▶ [TASK OBJECTIVE] Extract all lines from the data beneath that include the word "selected".

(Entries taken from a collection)
============================================================

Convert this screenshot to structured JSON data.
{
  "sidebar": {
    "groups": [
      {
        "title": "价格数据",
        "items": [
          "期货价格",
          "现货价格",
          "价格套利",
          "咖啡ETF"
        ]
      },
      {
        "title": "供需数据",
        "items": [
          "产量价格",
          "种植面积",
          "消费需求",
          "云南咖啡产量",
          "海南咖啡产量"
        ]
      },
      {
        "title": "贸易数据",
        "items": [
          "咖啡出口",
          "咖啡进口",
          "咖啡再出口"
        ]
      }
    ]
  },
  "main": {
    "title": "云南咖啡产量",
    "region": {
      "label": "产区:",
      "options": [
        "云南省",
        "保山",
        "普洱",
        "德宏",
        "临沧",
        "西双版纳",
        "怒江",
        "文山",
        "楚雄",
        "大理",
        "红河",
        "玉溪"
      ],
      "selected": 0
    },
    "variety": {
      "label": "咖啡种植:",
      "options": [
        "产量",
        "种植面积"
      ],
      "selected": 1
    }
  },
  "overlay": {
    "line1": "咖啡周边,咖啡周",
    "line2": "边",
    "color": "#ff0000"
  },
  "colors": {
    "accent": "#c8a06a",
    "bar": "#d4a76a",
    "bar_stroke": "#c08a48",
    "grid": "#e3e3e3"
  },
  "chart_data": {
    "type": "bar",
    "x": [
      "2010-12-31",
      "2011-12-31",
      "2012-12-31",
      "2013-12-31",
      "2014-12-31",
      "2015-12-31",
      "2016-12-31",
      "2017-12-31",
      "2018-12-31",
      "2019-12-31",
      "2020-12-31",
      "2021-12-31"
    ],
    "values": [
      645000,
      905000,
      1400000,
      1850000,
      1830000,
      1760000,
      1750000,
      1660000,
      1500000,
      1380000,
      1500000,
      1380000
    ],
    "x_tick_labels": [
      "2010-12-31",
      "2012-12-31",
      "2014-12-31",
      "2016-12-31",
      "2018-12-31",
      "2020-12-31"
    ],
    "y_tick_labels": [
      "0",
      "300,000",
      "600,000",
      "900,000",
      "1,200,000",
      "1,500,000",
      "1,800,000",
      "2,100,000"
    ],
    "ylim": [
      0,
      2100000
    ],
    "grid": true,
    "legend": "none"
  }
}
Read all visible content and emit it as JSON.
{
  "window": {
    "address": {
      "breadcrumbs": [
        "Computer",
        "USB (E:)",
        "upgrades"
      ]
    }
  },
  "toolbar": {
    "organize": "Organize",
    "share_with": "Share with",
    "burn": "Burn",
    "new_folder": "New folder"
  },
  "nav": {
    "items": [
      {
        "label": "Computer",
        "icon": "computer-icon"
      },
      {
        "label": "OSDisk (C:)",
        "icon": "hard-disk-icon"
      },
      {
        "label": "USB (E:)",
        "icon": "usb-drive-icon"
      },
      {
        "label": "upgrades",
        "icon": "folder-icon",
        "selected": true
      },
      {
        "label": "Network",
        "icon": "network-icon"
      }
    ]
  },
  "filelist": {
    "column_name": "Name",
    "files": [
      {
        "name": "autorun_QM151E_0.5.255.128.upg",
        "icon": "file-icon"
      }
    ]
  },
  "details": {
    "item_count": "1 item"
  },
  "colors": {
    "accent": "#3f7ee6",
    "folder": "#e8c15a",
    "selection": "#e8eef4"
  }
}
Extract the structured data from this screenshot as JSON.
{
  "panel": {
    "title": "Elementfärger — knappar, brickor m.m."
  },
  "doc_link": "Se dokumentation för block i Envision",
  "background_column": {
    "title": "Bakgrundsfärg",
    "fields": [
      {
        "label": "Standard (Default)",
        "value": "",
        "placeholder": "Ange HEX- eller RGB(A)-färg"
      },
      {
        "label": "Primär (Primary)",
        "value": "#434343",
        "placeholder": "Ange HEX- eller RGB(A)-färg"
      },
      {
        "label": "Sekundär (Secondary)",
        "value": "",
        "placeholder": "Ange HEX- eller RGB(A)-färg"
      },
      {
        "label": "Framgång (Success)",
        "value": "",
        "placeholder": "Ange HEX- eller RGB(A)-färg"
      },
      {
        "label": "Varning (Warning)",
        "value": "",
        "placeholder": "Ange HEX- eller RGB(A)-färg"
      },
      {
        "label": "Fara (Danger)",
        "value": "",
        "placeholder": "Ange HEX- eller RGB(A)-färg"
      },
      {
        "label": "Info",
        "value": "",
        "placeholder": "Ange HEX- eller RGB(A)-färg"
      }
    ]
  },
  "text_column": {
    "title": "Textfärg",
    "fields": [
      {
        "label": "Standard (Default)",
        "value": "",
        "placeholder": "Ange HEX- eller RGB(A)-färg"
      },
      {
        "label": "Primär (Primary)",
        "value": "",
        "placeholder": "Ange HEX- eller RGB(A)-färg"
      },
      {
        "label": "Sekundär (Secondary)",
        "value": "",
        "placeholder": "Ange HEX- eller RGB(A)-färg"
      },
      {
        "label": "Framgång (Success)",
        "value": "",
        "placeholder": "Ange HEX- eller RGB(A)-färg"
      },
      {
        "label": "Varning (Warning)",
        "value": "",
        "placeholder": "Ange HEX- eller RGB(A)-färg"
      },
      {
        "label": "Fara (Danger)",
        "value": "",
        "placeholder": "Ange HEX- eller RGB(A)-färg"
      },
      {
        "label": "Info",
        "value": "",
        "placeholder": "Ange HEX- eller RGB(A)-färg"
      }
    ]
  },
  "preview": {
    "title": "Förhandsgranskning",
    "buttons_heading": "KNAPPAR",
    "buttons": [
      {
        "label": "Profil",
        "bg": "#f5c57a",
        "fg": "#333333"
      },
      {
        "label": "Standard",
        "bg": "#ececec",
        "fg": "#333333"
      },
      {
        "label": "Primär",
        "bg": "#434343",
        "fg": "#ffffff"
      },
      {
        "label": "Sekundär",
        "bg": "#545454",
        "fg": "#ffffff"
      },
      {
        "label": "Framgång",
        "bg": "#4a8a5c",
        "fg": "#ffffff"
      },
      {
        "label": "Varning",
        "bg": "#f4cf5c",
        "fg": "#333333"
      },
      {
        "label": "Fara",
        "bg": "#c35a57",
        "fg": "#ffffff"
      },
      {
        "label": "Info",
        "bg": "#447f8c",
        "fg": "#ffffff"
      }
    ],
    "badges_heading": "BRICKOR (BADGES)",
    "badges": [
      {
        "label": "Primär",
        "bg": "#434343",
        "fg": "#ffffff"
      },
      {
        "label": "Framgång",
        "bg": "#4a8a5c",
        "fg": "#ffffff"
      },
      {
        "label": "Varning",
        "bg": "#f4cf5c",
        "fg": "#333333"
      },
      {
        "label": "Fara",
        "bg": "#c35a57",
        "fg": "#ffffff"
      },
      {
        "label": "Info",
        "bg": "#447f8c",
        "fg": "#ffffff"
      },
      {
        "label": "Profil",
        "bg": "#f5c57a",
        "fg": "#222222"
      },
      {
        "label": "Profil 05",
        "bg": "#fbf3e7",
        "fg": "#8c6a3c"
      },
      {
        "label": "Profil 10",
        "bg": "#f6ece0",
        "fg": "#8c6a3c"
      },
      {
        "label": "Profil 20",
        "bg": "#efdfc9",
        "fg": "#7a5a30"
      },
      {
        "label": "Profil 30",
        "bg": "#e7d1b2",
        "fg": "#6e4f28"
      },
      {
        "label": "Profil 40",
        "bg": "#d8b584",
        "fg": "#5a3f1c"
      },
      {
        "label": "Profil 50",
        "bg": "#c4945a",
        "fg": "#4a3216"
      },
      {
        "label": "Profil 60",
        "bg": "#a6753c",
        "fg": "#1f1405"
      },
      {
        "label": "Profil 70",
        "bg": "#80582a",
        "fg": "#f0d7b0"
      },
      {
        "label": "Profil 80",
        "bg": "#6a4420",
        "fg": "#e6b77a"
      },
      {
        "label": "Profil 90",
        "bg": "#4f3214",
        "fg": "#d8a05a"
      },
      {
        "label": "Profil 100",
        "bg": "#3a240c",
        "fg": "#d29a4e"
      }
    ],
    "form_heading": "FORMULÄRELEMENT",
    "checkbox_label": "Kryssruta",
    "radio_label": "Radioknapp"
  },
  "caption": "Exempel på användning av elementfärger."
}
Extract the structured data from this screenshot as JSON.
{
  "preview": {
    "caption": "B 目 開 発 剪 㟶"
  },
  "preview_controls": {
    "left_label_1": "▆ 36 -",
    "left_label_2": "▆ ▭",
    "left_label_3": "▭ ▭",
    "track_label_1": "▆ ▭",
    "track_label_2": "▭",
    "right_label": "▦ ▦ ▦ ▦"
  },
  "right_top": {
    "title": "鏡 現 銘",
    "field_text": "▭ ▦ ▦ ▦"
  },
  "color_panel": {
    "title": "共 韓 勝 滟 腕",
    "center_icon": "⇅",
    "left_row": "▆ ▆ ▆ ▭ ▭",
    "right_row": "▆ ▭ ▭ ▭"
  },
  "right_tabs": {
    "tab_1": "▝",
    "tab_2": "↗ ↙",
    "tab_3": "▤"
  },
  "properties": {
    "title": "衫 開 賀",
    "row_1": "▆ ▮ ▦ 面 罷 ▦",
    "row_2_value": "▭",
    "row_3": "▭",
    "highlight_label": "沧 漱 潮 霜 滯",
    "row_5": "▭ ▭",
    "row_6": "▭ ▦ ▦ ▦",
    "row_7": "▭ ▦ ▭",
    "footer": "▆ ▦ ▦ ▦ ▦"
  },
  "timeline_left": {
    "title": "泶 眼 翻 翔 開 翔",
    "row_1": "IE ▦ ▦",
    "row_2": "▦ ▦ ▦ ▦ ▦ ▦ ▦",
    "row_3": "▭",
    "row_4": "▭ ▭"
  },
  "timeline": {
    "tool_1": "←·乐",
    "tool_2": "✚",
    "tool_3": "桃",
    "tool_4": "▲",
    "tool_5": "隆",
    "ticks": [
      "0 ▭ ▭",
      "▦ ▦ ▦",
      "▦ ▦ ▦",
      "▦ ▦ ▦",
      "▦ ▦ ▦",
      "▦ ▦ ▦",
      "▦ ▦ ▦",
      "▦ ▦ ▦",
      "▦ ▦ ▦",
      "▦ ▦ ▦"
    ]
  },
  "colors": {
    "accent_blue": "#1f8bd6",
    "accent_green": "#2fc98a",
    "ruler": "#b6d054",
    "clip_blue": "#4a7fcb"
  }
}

============================================================

▶ [REPLY]
      "selected": 0
      "selected": 1
        "selected": true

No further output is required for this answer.